Quote, verbatim, all material below, without pictures.

# [The records]
========================================================================
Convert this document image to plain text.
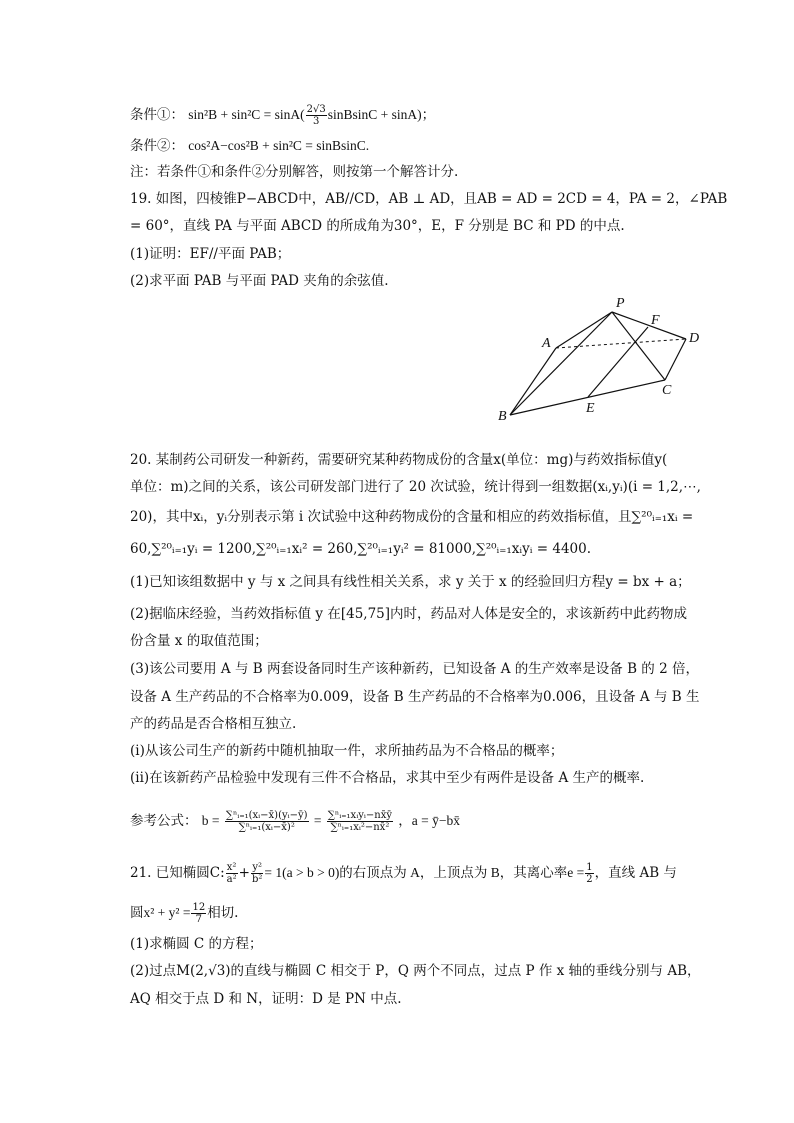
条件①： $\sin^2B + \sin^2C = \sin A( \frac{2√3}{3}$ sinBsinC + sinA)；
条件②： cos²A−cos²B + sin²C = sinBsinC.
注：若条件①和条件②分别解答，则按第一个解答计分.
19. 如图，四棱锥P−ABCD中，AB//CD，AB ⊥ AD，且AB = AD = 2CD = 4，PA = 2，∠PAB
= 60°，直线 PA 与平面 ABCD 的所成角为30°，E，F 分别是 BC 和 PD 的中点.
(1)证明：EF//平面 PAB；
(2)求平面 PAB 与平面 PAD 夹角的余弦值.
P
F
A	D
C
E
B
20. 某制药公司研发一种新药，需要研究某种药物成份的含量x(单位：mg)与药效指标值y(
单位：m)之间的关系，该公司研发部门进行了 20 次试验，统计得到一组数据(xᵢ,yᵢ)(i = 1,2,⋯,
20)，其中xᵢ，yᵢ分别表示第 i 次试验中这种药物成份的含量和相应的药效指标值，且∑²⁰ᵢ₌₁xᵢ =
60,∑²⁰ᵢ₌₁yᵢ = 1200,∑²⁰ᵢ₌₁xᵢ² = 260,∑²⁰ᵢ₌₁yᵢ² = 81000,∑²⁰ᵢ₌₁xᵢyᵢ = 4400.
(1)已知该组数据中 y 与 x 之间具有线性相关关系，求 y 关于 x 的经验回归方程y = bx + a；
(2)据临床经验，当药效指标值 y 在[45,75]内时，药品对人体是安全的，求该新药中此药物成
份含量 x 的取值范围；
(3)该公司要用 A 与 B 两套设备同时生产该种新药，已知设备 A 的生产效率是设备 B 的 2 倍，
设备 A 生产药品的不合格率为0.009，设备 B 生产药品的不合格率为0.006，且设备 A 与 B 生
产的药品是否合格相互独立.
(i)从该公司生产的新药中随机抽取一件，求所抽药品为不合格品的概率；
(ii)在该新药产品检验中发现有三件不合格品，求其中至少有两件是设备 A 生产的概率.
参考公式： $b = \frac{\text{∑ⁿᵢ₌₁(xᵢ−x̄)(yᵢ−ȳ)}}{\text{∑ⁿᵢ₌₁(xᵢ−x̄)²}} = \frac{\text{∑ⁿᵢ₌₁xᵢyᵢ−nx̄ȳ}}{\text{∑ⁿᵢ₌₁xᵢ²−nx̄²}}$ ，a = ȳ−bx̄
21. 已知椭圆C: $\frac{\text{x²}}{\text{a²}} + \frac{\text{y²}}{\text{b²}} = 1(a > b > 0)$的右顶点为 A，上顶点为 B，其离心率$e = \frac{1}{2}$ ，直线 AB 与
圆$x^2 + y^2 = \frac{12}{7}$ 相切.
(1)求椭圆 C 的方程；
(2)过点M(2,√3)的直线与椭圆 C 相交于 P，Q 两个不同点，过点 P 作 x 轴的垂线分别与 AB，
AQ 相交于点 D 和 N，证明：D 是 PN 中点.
========================================================================
# [Response to this exercise]
Convert this document image to plain text.
条件①： $\sin^2B + \sin^2C = \sin A( \frac{2√3}{3}$ sinBsinC + sinA)；
条件②： cos²A−cos²B + sin²C = sinBsinC.
注：若条件①和条件②分别解答，则按第一个解答计分.
19. 如图，四棱锥P−ABCD中，AB//CD，AB ⊥ AD，且AB = AD = 2CD = 4，PA = 2，∠PAB
= 60°，直线 PA 与平面 ABCD 的所成角为30°，E，F 分别是 BC 和 PD 的中点.
(1)证明：EF//平面 PAB；
(2)求平面 PAB 与平面 PAD 夹角的余弦值.
P
F
A	D
C
E
B
20. 某制药公司研发一种新药，需要研究某种药物成份的含量x(单位：mg)与药效指标值y(
单位：m)之间的关系，该公司研发部门进行了 20 次试验，统计得到一组数据(xᵢ,yᵢ)(i = 1,2,⋯,
20)，其中xᵢ，yᵢ分别表示第 i 次试验中这种药物成份的含量和相应的药效指标值，且∑²⁰ᵢ₌₁xᵢ =
60,∑²⁰ᵢ₌₁yᵢ = 1200,∑²⁰ᵢ₌₁xᵢ² = 260,∑²⁰ᵢ₌₁yᵢ² = 81000,∑²⁰ᵢ₌₁xᵢyᵢ = 4400.
(1)已知该组数据中 y 与 x 之间具有线性相关关系，求 y 关于 x 的经验回归方程y = bx + a；
(2)据临床经验，当药效指标值 y 在[45,75]内时，药品对人体是安全的，求该新药中此药物成
份含量 x 的取值范围；
(3)该公司要用 A 与 B 两套设备同时生产该种新药，已知设备 A 的生产效率是设备 B 的 2 倍，
设备 A 生产药品的不合格率为0.009，设备 B 生产药品的不合格率为0.006，且设备 A 与 B 生
产的药品是否合格相互独立.
(i)从该公司生产的新药中随机抽取一件，求所抽药品为不合格品的概率；
(ii)在该新药产品检验中发现有三件不合格品，求其中至少有两件是设备 A 生产的概率.
参考公式： $b = \frac{\text{∑ⁿᵢ₌₁(xᵢ−x̄)(yᵢ−ȳ)}}{\text{∑ⁿᵢ₌₁(xᵢ−x̄)²}} = \frac{\text{∑ⁿᵢ₌₁xᵢyᵢ−nx̄ȳ}}{\text{∑ⁿᵢ₌₁xᵢ²−nx̄²}}$ ，a = ȳ−bx̄
21. 已知椭圆C: $\frac{\text{x²}}{\text{a²}} + \frac{\text{y²}}{\text{b²}} = 1(a > b > 0)$的右顶点为 A，上顶点为 B，其离心率$e = \frac{1}{2}$ ，直线 AB 与
圆$x^2 + y^2 = \frac{12}{7}$ 相切.
(1)求椭圆 C 的方程；
(2)过点M(2,√3)的直线与椭圆 C 相交于 P，Q 两个不同点，过点 P 作 x 轴的垂线分别与 AB，
AQ 相交于点 D 和 N，证明：D 是 PN 中点.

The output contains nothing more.